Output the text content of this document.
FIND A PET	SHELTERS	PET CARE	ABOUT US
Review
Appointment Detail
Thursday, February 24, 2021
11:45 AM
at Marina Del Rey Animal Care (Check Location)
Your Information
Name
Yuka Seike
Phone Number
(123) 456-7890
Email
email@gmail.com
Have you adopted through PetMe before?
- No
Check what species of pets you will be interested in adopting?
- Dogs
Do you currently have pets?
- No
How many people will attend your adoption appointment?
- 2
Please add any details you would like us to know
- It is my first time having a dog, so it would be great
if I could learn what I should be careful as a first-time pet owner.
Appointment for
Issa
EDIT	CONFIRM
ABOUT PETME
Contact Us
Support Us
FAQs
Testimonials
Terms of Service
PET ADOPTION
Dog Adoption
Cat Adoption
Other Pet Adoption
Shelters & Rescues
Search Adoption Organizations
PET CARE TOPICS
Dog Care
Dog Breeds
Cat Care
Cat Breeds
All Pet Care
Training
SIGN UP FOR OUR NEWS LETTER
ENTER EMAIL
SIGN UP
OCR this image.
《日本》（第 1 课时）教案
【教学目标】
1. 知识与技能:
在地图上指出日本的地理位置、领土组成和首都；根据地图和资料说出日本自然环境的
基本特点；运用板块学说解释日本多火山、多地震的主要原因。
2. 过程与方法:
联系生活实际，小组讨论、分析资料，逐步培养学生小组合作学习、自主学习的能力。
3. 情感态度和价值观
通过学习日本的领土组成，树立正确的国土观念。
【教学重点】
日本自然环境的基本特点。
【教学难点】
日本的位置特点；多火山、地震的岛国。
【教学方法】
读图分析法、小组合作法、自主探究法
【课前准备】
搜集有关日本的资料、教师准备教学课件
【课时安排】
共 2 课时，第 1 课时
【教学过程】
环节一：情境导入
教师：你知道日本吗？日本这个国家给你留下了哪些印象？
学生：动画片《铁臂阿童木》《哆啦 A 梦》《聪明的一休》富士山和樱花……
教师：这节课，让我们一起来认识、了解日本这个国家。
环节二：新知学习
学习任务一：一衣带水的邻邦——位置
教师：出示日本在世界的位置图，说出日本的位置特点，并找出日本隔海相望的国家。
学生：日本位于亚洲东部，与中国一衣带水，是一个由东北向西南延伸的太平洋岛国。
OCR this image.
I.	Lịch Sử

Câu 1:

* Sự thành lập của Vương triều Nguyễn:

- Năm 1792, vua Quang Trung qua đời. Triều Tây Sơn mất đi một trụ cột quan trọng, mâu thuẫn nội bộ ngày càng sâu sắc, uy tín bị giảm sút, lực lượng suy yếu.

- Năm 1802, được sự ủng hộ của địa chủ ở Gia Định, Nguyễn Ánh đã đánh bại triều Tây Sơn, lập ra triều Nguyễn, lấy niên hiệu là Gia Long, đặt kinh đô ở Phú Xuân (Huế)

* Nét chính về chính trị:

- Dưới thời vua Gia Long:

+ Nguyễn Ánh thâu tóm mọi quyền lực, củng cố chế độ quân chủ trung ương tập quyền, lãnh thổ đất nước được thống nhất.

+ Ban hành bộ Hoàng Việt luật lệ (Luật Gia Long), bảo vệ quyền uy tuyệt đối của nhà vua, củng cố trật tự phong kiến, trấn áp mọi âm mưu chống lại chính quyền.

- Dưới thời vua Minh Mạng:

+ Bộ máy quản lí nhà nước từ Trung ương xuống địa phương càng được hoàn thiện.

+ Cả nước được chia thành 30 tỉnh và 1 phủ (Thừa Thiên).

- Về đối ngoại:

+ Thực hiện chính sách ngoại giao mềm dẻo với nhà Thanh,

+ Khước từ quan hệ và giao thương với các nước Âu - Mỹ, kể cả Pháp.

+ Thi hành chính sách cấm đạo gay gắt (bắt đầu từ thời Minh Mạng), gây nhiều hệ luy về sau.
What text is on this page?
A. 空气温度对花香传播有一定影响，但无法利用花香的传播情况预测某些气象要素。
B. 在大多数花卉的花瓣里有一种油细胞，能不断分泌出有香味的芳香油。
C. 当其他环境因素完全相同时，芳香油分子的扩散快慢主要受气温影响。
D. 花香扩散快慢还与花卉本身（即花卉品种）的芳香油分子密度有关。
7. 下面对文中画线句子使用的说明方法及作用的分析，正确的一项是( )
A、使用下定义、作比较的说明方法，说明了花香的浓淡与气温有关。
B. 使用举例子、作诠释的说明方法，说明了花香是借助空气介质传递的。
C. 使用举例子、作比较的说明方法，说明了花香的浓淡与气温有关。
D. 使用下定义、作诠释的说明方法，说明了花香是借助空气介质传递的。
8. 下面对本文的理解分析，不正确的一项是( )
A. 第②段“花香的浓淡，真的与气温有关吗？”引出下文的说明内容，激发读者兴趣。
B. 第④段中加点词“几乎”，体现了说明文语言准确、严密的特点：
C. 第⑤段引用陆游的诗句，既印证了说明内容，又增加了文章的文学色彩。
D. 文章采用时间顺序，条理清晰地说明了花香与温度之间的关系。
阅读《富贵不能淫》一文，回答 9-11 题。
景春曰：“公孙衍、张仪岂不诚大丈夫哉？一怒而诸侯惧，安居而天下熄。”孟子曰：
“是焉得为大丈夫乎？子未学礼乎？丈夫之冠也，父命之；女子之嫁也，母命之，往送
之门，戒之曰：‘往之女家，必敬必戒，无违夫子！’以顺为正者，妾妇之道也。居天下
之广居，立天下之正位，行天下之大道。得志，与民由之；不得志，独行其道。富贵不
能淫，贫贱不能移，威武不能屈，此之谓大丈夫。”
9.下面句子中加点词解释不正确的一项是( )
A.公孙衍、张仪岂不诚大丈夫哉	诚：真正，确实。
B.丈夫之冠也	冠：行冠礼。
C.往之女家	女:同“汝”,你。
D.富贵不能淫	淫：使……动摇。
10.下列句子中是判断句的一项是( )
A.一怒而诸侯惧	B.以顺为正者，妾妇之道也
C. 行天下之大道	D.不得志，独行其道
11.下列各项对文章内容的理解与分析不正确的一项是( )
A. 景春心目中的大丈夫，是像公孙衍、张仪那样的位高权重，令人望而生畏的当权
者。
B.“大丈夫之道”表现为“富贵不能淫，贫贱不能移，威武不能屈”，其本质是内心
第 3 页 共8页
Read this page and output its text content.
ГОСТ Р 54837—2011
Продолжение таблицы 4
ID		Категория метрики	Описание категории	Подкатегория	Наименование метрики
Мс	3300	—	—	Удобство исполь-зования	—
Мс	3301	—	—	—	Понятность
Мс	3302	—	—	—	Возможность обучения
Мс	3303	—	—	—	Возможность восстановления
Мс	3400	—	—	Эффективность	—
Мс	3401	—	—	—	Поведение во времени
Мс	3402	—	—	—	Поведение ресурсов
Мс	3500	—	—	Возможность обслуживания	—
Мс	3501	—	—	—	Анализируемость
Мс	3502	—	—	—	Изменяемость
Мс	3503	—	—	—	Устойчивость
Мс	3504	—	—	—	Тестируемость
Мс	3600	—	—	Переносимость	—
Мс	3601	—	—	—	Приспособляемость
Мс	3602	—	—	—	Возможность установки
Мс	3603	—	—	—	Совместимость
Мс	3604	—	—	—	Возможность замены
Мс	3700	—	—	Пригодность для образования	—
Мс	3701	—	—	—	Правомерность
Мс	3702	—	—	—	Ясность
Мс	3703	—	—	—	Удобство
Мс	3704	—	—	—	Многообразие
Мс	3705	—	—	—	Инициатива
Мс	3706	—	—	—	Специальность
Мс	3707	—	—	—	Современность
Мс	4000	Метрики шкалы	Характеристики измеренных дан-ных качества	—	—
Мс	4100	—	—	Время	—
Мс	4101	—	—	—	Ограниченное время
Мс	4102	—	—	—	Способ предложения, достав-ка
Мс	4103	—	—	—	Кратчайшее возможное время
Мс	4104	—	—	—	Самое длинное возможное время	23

Problem to work on: Work out how many lines above contain the word "说明了花香是借助空气介质传递的". Give only the number.

Written answer: 2